| TASK DETAILS |
Identify and pull out each line of the entries in which "this" occurs.

| EXERCISE INPUT |
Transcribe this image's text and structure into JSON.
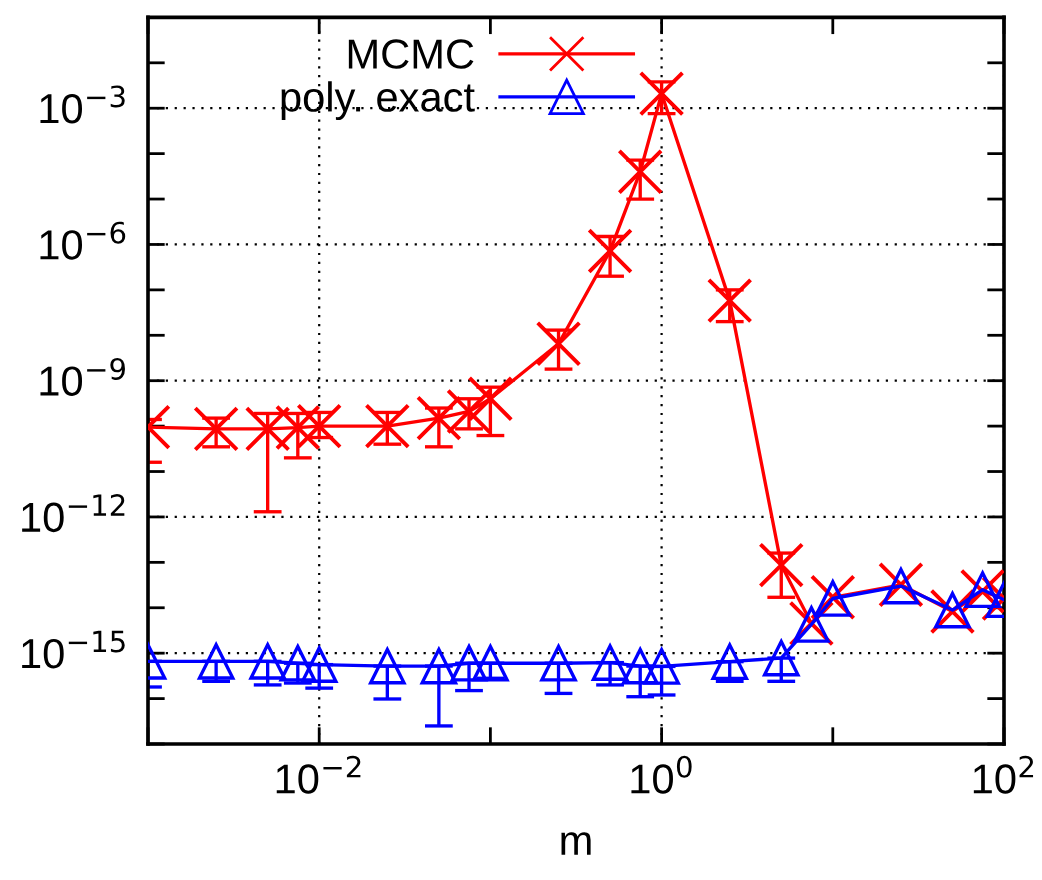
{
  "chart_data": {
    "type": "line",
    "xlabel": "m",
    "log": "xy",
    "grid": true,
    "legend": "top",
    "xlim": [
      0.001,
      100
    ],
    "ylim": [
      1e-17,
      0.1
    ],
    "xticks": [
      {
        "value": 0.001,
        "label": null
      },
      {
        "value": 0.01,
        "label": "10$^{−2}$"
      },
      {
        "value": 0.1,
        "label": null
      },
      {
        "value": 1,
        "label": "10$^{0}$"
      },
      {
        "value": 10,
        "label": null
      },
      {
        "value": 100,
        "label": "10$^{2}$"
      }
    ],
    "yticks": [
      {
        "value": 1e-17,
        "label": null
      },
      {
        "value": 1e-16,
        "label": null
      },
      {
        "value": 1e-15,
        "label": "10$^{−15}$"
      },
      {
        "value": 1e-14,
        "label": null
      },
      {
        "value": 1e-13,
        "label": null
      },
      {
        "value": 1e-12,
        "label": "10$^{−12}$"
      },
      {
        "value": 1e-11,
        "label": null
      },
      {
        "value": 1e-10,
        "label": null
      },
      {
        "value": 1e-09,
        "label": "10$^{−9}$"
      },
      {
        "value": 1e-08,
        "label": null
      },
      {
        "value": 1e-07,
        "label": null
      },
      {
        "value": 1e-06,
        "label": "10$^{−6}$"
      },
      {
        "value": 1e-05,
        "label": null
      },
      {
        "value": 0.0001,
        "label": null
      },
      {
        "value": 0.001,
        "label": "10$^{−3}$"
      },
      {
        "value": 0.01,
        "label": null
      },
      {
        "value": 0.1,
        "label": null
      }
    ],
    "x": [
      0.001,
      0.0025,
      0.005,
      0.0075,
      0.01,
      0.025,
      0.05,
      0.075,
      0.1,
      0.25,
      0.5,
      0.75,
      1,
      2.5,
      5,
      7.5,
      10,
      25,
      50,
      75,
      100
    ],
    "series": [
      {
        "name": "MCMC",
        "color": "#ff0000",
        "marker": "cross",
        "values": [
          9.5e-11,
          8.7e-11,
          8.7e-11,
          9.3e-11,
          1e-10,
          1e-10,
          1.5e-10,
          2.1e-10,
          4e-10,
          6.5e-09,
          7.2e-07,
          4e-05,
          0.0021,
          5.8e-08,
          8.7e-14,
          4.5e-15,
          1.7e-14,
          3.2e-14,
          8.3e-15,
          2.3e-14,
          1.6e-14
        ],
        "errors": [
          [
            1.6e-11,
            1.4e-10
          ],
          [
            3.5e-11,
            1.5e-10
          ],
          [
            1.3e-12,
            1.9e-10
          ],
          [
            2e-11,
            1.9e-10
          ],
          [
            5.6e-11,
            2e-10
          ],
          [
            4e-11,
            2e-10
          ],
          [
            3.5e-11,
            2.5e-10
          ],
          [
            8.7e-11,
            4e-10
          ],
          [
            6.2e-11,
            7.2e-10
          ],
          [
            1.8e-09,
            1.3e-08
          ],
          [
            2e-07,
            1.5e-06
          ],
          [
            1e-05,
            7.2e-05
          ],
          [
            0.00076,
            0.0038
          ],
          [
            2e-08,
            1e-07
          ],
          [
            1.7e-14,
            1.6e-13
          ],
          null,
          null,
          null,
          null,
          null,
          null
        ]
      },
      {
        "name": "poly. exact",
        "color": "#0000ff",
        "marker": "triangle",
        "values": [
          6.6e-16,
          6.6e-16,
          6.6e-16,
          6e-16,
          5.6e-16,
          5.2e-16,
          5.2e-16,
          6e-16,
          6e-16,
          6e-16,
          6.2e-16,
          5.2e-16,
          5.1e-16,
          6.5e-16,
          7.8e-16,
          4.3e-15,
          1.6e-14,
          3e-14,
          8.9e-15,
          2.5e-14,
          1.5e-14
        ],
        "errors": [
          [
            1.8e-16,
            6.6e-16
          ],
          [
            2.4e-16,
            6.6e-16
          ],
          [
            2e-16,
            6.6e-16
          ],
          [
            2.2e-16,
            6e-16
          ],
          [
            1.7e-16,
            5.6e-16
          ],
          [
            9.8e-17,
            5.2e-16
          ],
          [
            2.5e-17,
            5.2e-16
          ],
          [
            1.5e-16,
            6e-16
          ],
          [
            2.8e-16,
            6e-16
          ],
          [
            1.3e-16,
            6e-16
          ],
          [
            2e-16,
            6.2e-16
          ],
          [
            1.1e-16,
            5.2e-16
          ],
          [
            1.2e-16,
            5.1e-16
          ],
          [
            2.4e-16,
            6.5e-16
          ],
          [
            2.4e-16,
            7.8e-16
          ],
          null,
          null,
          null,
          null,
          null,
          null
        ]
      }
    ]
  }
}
---
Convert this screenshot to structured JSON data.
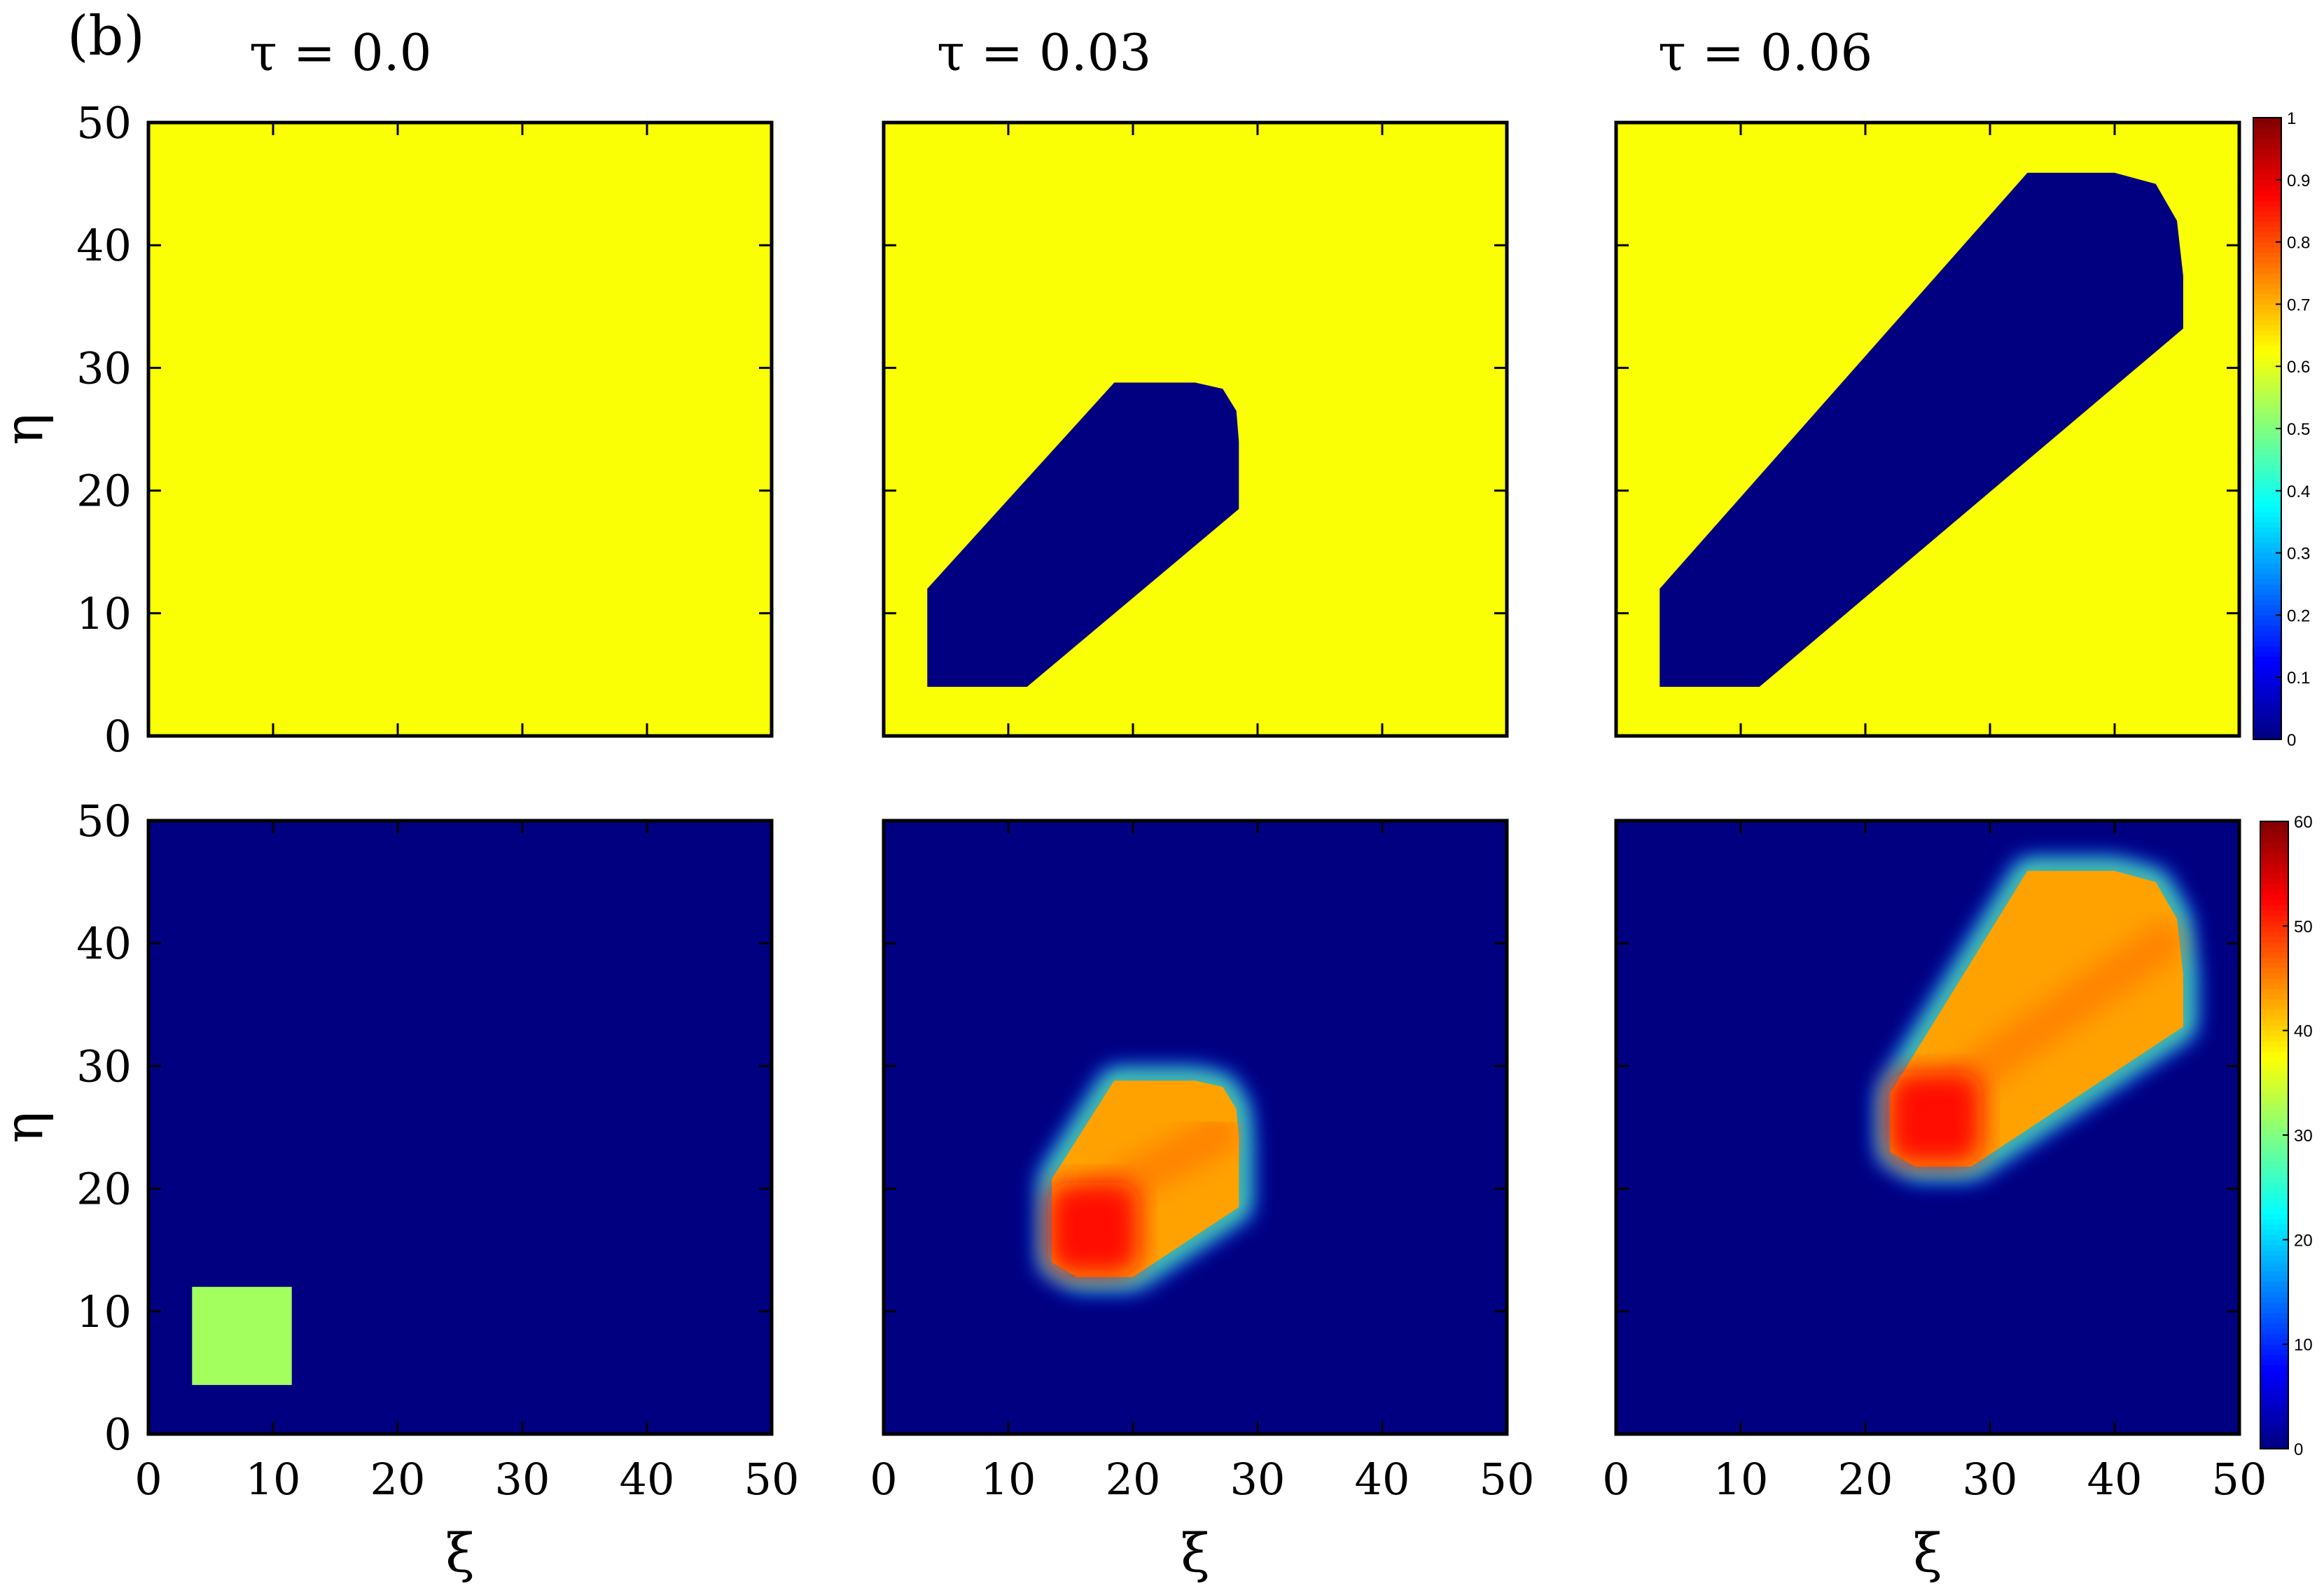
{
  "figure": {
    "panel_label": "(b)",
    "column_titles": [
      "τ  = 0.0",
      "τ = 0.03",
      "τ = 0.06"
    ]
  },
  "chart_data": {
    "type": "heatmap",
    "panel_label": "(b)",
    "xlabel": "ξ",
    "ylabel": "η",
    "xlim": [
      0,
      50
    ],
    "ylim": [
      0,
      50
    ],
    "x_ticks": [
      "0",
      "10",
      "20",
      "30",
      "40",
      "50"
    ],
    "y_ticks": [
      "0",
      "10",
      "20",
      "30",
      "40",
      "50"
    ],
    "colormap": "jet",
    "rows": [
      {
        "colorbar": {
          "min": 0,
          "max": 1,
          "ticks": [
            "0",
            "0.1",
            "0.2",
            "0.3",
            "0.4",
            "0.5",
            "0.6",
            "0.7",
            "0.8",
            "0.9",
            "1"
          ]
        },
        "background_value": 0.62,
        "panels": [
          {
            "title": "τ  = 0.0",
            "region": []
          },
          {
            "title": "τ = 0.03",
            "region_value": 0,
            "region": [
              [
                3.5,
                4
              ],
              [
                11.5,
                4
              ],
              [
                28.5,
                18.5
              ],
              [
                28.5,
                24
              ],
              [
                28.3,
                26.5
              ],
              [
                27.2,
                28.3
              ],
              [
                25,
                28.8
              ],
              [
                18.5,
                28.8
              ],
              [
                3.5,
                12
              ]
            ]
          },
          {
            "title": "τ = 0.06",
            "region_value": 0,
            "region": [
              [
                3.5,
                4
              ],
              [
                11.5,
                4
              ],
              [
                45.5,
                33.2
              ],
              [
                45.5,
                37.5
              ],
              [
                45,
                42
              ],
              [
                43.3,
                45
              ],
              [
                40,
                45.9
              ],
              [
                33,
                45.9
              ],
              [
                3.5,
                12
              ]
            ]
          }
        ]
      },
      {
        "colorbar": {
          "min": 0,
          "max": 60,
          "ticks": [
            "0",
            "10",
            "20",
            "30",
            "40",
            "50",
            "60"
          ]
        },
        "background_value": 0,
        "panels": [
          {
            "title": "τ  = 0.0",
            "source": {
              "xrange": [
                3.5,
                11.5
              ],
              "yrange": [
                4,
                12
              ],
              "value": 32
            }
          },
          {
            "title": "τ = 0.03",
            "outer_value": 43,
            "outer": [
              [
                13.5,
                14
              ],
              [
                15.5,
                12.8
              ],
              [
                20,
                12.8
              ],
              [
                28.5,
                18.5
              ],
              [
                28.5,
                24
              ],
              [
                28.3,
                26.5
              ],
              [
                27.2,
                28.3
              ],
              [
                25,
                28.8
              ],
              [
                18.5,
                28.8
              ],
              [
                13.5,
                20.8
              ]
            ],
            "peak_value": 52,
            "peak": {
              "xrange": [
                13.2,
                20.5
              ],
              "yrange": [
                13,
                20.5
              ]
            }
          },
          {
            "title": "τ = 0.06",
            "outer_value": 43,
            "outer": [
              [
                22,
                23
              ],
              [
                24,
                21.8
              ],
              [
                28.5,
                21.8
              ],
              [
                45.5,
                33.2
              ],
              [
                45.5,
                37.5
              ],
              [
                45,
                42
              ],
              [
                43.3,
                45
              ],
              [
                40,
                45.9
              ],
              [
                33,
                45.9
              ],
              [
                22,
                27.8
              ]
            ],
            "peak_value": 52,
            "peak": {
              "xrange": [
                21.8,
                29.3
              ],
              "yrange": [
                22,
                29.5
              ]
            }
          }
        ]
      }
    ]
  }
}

| ANSWER |
Transcribe this image's text and structure into JSON.
Convert this screenshot to structured JSON data.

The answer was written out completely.